:: INSTRUCTION ::
All records are to be retyped faithfully and completely.

:: SUPPLIED ENTRIES ::
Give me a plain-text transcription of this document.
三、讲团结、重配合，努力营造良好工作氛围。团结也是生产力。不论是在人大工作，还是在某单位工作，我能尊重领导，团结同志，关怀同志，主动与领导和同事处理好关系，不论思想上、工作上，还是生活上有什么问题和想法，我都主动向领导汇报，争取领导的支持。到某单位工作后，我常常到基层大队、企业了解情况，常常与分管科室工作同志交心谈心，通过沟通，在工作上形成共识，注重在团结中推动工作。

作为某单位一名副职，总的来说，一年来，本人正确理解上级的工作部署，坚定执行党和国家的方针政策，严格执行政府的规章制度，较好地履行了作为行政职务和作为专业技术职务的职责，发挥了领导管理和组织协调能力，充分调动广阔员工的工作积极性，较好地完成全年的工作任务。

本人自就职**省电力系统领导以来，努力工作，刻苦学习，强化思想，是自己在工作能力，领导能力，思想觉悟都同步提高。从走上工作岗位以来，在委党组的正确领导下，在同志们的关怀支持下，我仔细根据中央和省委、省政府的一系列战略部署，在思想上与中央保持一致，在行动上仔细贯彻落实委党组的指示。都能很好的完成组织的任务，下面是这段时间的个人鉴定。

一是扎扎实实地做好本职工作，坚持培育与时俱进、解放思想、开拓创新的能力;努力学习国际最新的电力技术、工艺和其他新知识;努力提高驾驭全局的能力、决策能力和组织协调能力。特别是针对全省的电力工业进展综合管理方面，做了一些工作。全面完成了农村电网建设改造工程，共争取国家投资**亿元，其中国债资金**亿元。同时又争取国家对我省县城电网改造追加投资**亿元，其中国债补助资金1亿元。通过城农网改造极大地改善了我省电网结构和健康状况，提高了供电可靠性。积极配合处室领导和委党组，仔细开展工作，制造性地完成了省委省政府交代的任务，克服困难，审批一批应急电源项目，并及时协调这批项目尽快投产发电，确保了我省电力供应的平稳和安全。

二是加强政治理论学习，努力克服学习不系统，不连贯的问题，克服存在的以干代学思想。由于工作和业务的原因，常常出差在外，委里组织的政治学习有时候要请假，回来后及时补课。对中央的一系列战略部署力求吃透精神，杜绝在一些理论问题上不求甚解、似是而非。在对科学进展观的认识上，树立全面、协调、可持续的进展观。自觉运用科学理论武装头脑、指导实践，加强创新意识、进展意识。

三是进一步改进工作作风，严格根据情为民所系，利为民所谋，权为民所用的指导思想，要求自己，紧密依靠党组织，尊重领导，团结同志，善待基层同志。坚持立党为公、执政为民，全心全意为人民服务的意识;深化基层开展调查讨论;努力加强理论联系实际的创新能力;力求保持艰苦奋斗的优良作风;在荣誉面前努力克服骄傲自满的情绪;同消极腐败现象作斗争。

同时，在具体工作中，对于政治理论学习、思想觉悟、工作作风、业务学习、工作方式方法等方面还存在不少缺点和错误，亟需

:: RESPONSE TO THE TASK ::
Give me a plain-text transcription of this document.
三、讲团结、重配合，努力营造良好工作氛围。团结也是生产力。不论是在人大工作，还是在某单位工作，我能尊重领导，团结同志，关怀同志，主动与领导和同事处理好关系，不论思想上、工作上，还是生活上有什么问题和想法，我都主动向领导汇报，争取领导的支持。到某单位工作后，我常常到基层大队、企业了解情况，常常与分管科室工作同志交心谈心，通过沟通，在工作上形成共识，注重在团结中推动工作。

作为某单位一名副职，总的来说，一年来，本人正确理解上级的工作部署，坚定执行党和国家的方针政策，严格执行政府的规章制度，较好地履行了作为行政职务和作为专业技术职务的职责，发挥了领导管理和组织协调能力，充分调动广阔员工的工作积极性，较好地完成全年的工作任务。

本人自就职**省电力系统领导以来，努力工作，刻苦学习，强化思想，是自己在工作能力，领导能力，思想觉悟都同步提高。从走上工作岗位以来，在委党组的正确领导下，在同志们的关怀支持下，我仔细根据中央和省委、省政府的一系列战略部署，在思想上与中央保持一致，在行动上仔细贯彻落实委党组的指示。都能很好的完成组织的任务，下面是这段时间的个人鉴定。

一是扎扎实实地做好本职工作，坚持培育与时俱进、解放思想、开拓创新的能力;努力学习国际最新的电力技术、工艺和其他新知识;努力提高驾驭全局的能力、决策能力和组织协调能力。特别是针对全省的电力工业进展综合管理方面，做了一些工作。全面完成了农村电网建设改造工程，共争取国家投资**亿元，其中国债资金**亿元。同时又争取国家对我省县城电网改造追加投资**亿元，其中国债补助资金1亿元。通过城农网改造极大地改善了我省电网结构和健康状况，提高了供电可靠性。积极配合处室领导和委党组，仔细开展工作，制造性地完成了省委省政府交代的任务，克服困难，审批一批应急电源项目，并及时协调这批项目尽快投产发电，确保了我省电力供应的平稳和安全。

二是加强政治理论学习，努力克服学习不系统，不连贯的问题，克服存在的以干代学思想。由于工作和业务的原因，常常出差在外，委里组织的政治学习有时候要请假，回来后及时补课。对中央的一系列战略部署力求吃透精神，杜绝在一些理论问题上不求甚解、似是而非。在对科学进展观的认识上，树立全面、协调、可持续的进展观。自觉运用科学理论武装头脑、指导实践，加强创新意识、进展意识。

三是进一步改进工作作风，严格根据情为民所系，利为民所谋，权为民所用的指导思想，要求自己，紧密依靠党组织，尊重领导，团结同志，善待基层同志。坚持立党为公、执政为民，全心全意为人民服务的意识;深化基层开展调查讨论;努力加强理论联系实际的创新能力;力求保持艰苦奋斗的优良作风;在荣誉面前努力克服骄傲自满的情绪;同消极腐败现象作斗争。

同时，在具体工作中，对于政治理论学习、思想觉悟、工作作风、业务学习、工作方式方法等方面还存在不少缺点和错误，亟需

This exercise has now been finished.